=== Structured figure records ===
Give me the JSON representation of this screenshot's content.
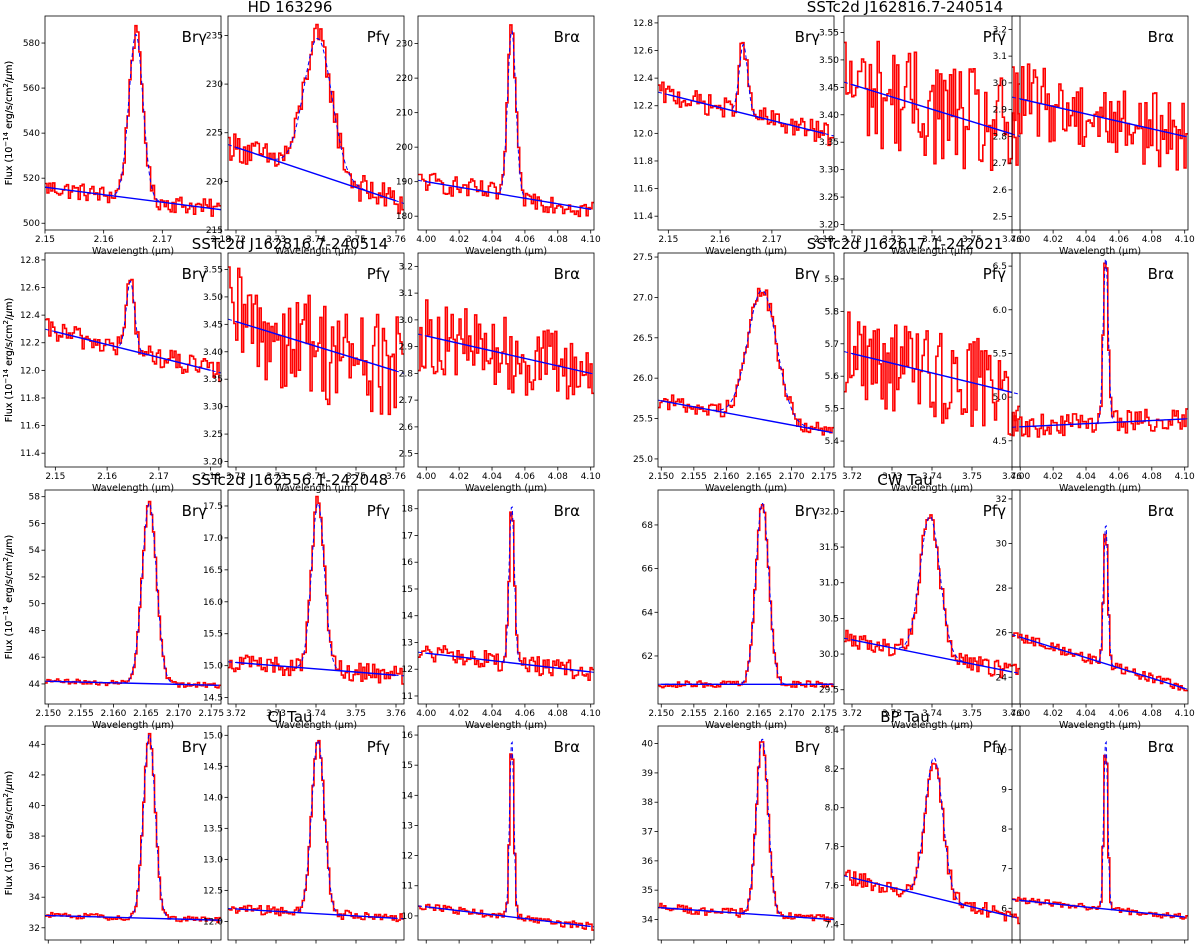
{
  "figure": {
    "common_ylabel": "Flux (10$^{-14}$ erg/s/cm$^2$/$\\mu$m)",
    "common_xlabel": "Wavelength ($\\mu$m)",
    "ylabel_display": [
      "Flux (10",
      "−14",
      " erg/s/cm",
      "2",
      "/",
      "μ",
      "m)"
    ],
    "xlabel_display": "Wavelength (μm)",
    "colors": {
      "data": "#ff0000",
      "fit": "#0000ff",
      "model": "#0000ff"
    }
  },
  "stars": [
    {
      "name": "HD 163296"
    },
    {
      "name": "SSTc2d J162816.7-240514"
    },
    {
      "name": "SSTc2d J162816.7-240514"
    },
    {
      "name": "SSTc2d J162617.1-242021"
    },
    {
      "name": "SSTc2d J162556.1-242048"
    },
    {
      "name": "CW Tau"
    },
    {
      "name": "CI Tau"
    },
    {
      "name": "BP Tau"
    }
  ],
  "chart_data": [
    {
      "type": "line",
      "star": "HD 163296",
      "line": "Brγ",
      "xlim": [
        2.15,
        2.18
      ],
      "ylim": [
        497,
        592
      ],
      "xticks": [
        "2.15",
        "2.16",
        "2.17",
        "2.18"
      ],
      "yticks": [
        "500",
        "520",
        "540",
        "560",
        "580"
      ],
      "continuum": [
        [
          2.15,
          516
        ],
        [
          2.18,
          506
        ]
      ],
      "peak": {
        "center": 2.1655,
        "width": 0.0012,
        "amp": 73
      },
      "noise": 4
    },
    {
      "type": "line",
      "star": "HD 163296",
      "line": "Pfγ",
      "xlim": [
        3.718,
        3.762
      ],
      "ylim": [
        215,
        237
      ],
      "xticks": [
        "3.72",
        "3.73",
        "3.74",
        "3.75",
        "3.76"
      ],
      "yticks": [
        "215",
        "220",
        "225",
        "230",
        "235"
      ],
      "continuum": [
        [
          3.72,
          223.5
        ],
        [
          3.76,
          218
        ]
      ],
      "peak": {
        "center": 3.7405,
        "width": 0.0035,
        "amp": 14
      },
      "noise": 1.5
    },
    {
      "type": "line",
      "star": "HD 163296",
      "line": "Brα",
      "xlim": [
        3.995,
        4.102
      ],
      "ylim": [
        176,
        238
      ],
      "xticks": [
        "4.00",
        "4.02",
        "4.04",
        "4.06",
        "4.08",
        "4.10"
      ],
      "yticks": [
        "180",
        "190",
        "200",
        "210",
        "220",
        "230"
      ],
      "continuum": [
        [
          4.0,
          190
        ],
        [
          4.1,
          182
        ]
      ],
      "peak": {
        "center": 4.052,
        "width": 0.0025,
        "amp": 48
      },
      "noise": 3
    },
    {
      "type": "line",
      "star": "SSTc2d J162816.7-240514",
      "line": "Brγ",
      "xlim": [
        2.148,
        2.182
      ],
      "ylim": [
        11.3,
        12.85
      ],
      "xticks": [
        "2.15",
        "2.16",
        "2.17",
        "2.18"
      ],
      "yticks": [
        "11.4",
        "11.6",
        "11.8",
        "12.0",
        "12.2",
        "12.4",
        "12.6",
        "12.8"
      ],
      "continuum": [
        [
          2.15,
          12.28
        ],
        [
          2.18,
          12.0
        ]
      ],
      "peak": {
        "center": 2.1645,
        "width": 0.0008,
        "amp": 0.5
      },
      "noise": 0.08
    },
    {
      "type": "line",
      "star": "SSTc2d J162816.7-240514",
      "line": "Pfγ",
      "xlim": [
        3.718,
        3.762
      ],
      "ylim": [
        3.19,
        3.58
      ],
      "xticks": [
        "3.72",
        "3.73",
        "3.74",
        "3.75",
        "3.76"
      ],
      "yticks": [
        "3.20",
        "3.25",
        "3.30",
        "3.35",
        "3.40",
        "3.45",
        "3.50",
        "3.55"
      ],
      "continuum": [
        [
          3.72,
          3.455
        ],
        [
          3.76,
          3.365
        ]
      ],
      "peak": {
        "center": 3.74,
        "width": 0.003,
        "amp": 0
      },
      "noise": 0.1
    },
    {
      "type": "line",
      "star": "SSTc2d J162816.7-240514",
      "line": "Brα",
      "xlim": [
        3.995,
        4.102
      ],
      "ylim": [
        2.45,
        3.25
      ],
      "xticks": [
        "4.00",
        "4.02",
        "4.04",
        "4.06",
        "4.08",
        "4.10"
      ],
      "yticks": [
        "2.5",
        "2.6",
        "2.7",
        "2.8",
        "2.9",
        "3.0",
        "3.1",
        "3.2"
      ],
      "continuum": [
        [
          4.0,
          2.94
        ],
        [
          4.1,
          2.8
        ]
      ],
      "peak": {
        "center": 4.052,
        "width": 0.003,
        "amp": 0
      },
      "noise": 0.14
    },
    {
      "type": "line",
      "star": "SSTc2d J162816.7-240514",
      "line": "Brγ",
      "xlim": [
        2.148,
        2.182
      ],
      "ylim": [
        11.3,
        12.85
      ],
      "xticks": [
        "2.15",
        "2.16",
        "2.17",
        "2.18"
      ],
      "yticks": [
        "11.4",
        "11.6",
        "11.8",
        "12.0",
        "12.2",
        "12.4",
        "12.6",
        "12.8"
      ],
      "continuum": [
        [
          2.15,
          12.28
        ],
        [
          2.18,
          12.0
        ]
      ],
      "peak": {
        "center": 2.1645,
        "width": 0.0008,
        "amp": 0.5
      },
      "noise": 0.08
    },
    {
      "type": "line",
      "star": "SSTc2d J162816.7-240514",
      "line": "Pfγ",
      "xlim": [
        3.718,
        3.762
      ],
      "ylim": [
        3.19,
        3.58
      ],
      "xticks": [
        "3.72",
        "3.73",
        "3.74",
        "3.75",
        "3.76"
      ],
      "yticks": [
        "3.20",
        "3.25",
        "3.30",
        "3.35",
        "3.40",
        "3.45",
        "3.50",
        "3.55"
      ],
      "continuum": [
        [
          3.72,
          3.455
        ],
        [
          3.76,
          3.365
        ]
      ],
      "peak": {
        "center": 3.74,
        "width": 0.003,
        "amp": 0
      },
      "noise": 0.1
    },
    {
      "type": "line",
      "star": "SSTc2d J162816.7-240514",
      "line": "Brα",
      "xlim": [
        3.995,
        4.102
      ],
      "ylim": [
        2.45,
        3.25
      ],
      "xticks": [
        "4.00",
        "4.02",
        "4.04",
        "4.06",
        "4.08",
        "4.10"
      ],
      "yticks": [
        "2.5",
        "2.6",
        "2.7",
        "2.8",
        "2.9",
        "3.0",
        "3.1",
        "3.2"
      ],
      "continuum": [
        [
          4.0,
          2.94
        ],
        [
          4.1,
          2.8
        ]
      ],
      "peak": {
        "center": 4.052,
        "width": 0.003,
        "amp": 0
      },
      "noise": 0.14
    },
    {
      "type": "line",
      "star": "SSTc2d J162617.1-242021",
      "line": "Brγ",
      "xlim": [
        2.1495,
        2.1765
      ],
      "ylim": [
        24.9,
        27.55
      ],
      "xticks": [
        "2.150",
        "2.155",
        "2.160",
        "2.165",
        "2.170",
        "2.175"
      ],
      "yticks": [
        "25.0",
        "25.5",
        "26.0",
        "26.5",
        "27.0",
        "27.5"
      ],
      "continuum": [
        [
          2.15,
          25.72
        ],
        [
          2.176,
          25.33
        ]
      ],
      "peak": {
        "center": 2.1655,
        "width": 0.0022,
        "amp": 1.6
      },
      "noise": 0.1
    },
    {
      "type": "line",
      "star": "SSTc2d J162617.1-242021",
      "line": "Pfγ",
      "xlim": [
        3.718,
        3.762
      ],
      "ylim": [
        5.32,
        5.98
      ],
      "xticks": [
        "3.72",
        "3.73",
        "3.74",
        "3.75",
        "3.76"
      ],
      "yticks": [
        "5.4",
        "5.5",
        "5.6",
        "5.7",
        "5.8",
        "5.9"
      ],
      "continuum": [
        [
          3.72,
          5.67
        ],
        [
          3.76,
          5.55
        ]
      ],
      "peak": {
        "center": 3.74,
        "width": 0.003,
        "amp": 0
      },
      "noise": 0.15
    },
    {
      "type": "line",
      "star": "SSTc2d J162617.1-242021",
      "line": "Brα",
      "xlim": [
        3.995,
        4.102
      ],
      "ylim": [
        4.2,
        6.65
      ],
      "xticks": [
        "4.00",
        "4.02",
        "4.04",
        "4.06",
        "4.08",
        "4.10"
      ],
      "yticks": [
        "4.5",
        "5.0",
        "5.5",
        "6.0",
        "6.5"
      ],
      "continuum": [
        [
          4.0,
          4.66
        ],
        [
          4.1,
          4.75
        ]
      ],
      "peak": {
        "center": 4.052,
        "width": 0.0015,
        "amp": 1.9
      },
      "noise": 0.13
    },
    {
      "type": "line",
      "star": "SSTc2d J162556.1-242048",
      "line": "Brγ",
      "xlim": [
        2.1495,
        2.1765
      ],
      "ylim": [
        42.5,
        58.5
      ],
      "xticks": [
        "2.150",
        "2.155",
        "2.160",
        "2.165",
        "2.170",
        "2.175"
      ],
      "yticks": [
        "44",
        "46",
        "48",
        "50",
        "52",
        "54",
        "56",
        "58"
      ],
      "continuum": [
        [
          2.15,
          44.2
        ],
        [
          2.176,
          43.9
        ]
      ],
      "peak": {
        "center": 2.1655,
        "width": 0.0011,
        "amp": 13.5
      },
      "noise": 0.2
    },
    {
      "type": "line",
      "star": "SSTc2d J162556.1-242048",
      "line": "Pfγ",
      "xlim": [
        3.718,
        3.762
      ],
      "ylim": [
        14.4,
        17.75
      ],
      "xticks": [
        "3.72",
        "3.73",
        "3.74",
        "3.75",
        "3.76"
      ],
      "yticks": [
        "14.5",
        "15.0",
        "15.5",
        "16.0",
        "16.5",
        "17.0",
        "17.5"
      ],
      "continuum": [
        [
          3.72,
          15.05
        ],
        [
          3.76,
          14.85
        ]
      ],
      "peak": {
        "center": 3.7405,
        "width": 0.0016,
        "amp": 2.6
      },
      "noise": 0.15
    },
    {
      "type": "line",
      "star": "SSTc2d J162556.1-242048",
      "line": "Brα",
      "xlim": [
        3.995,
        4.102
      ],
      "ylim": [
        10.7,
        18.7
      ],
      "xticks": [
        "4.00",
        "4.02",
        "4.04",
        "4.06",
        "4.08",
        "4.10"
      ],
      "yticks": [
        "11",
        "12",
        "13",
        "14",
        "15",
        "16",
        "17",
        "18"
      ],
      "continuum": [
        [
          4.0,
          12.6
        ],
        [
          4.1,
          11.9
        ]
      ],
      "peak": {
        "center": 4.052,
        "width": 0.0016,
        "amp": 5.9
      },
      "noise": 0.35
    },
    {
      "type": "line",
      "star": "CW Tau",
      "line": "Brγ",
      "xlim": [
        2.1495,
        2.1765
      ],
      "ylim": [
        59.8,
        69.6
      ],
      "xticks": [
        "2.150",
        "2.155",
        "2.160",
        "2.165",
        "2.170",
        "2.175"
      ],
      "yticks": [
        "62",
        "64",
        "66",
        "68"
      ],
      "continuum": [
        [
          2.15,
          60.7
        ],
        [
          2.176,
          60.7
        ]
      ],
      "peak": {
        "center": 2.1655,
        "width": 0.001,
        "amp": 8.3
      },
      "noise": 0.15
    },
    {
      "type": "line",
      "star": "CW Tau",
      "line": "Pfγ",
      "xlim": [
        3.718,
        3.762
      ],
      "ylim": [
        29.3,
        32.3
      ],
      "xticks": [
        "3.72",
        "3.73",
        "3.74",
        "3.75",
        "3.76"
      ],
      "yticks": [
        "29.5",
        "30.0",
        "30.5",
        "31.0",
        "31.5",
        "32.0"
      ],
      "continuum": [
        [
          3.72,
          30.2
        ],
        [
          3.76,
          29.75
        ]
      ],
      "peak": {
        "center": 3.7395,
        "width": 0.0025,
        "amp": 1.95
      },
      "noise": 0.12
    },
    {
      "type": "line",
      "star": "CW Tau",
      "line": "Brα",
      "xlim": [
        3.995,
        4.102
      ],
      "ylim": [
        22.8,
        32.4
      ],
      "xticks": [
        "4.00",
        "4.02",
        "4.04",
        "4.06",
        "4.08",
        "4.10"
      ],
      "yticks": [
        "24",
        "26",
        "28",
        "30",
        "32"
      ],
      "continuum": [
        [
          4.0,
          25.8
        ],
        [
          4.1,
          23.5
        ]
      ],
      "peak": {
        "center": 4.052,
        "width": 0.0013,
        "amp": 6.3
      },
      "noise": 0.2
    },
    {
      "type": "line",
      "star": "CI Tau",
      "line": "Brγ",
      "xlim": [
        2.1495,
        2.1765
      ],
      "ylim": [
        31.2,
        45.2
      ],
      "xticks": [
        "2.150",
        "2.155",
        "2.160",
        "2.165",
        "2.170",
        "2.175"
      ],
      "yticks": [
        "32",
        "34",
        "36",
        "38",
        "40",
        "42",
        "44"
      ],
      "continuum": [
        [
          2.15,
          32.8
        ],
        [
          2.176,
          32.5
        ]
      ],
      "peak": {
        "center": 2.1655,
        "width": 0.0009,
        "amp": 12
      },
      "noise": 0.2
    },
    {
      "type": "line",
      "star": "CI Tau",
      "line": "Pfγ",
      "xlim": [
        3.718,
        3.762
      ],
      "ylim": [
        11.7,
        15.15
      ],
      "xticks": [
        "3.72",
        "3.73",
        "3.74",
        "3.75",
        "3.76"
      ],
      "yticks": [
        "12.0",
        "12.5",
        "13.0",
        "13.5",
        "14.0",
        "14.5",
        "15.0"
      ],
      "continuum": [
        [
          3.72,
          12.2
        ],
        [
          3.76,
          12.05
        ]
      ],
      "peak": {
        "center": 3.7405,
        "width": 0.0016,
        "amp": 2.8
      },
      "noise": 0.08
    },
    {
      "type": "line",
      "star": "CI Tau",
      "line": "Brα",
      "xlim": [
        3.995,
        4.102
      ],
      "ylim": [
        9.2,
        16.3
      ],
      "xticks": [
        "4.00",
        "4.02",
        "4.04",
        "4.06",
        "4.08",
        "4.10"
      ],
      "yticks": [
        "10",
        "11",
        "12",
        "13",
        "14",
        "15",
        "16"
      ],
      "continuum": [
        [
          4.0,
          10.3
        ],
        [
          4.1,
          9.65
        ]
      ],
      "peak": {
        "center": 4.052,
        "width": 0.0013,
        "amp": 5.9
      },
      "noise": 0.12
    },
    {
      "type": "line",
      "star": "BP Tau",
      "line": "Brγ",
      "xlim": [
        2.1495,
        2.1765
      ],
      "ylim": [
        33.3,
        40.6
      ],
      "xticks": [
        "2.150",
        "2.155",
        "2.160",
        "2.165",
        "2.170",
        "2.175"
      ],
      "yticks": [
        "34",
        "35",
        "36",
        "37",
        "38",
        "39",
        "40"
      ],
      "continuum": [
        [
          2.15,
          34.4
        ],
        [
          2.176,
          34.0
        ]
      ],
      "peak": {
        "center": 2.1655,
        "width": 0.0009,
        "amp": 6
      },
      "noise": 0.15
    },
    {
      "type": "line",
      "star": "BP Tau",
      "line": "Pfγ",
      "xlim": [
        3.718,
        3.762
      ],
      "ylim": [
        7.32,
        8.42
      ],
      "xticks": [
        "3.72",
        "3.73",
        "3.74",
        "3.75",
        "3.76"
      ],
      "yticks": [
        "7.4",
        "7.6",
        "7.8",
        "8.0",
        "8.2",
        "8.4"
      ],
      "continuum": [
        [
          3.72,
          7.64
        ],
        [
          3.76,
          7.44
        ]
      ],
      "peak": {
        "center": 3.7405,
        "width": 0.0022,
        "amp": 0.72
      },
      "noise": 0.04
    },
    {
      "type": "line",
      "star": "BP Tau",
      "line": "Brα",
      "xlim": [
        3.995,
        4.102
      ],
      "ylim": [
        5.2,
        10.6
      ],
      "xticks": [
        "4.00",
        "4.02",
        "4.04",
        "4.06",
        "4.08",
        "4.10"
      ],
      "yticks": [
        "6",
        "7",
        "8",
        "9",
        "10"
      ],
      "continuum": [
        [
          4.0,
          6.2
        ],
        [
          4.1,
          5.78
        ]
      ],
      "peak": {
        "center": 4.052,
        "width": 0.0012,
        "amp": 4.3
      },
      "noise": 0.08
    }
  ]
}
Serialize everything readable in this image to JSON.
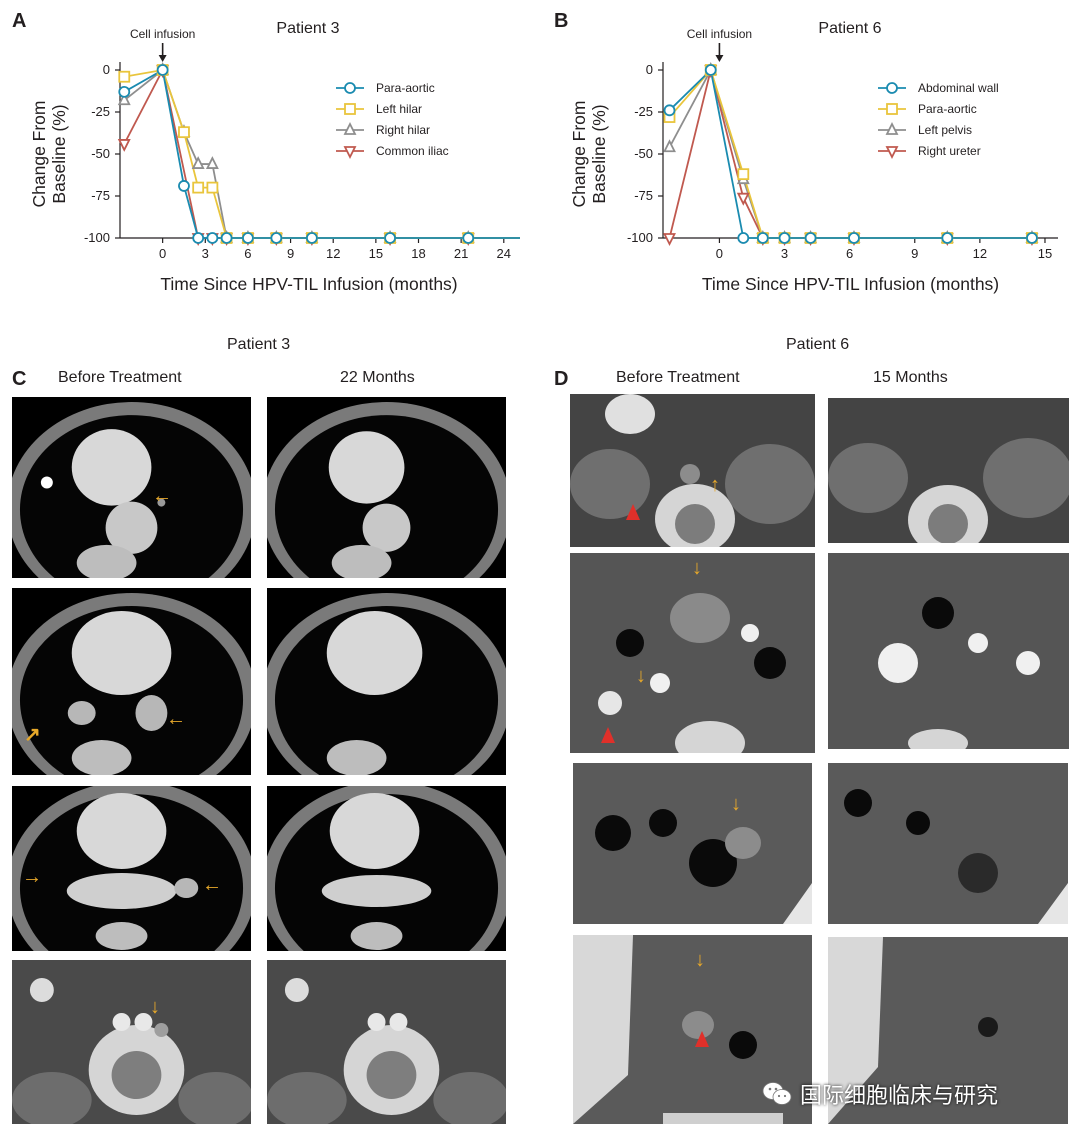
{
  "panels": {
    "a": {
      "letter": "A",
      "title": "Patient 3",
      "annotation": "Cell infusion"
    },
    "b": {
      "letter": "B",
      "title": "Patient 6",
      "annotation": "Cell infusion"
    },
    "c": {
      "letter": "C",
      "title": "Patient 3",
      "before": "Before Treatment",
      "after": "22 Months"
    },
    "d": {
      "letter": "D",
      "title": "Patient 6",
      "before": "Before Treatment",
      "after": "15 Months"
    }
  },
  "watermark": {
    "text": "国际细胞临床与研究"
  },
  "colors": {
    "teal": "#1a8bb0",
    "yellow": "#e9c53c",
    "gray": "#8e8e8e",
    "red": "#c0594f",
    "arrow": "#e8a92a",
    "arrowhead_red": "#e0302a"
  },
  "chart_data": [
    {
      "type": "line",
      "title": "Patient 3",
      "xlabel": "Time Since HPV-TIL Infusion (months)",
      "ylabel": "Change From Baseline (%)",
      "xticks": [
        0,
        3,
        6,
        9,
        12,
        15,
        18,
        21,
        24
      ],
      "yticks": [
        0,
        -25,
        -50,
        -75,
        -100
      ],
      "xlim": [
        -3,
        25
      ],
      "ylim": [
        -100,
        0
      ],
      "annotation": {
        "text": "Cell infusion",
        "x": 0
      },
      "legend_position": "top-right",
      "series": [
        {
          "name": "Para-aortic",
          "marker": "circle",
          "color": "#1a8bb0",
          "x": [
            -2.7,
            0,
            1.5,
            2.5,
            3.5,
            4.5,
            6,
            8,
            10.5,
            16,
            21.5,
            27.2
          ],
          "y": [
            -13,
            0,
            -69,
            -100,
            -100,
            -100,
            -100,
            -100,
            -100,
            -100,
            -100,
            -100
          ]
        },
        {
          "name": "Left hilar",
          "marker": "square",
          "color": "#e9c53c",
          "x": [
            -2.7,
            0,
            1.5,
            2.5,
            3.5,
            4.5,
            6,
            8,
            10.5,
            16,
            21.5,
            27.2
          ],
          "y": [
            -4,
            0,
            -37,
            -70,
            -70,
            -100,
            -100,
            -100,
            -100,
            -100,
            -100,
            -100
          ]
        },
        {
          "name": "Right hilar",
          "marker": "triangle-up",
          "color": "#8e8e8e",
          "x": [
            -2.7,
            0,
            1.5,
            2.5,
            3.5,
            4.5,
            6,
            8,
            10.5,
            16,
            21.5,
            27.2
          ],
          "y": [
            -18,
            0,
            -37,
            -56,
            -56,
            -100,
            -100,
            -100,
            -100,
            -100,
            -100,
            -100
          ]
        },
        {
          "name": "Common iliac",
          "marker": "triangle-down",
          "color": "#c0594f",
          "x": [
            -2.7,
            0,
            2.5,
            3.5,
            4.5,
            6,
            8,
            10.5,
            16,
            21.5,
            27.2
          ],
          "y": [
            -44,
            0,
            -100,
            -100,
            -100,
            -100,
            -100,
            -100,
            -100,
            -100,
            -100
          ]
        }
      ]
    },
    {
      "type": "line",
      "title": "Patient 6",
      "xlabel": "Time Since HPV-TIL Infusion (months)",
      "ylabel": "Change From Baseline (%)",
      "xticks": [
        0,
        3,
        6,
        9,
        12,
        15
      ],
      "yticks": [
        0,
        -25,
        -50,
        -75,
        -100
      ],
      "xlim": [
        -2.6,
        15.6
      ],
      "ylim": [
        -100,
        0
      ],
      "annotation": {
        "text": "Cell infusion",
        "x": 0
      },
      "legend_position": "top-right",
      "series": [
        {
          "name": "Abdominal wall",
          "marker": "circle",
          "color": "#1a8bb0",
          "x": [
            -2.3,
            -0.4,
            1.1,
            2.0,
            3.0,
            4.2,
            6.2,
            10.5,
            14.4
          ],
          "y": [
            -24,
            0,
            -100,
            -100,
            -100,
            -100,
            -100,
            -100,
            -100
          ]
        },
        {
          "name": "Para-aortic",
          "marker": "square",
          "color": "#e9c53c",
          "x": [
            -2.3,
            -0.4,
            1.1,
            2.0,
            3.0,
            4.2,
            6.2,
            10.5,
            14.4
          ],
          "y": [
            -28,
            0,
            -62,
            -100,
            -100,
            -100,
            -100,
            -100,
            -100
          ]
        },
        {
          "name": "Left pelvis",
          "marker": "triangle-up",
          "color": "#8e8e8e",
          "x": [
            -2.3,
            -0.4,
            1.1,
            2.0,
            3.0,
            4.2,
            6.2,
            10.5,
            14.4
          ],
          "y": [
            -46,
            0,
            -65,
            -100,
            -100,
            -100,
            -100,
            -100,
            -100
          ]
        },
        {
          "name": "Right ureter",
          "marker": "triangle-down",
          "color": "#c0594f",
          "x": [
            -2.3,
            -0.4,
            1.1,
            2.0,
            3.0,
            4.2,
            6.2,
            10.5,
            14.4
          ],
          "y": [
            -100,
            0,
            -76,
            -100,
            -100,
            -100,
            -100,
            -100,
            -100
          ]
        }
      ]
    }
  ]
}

=== WHAT IS REQUIRED ===
Review the material and copy each line in which the word "Wavelength" appears.

=== FULL ANSWER ===
    "common_xlabel": "Wavelength ($\\mu$m)",
    "xlabel_display": "Wavelength (μm)",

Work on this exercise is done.